[BEGIN]
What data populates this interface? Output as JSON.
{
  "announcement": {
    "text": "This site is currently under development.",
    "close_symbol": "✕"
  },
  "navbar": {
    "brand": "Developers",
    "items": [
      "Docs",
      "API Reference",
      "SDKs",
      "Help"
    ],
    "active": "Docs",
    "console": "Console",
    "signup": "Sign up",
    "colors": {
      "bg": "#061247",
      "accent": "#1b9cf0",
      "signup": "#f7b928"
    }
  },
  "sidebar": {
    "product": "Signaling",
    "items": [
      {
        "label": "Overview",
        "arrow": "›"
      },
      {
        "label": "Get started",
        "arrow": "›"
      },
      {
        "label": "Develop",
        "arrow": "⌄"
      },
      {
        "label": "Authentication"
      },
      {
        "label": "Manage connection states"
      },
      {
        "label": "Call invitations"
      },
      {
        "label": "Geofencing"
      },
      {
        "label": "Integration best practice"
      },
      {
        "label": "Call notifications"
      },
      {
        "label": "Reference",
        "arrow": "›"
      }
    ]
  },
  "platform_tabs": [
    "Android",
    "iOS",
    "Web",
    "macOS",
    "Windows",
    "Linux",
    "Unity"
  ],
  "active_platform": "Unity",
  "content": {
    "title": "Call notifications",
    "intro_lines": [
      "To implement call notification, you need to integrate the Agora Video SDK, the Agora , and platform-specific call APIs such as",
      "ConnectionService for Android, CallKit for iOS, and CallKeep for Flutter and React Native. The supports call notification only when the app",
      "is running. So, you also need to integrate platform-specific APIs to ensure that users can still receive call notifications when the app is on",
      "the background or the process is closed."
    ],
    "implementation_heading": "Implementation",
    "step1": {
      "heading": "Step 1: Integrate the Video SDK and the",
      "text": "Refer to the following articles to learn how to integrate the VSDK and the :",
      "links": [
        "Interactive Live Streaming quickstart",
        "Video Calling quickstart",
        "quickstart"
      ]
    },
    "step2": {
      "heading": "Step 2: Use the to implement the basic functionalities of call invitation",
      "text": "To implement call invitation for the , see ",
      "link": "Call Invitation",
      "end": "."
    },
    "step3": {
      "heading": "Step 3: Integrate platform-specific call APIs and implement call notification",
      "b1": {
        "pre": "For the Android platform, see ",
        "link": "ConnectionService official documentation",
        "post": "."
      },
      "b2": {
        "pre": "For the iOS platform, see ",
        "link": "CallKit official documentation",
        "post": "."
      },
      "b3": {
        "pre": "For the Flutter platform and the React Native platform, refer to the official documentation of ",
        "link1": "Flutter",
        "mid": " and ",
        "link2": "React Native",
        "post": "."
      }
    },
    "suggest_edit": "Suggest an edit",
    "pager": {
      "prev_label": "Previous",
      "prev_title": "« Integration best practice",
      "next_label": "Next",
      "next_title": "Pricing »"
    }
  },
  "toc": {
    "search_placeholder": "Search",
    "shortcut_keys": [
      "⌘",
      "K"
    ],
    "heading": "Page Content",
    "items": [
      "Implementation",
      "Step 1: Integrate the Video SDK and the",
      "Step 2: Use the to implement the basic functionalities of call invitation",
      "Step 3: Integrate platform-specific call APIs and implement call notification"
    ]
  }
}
[END]
Identify each line holding the string "official", and copy it out.

> Final result
        "link": "ConnectionService official documentation",
        "link": "CallKit official documentation",
        "pre": "For the Flutter platform and the React Native platform, refer to the official documentation of ",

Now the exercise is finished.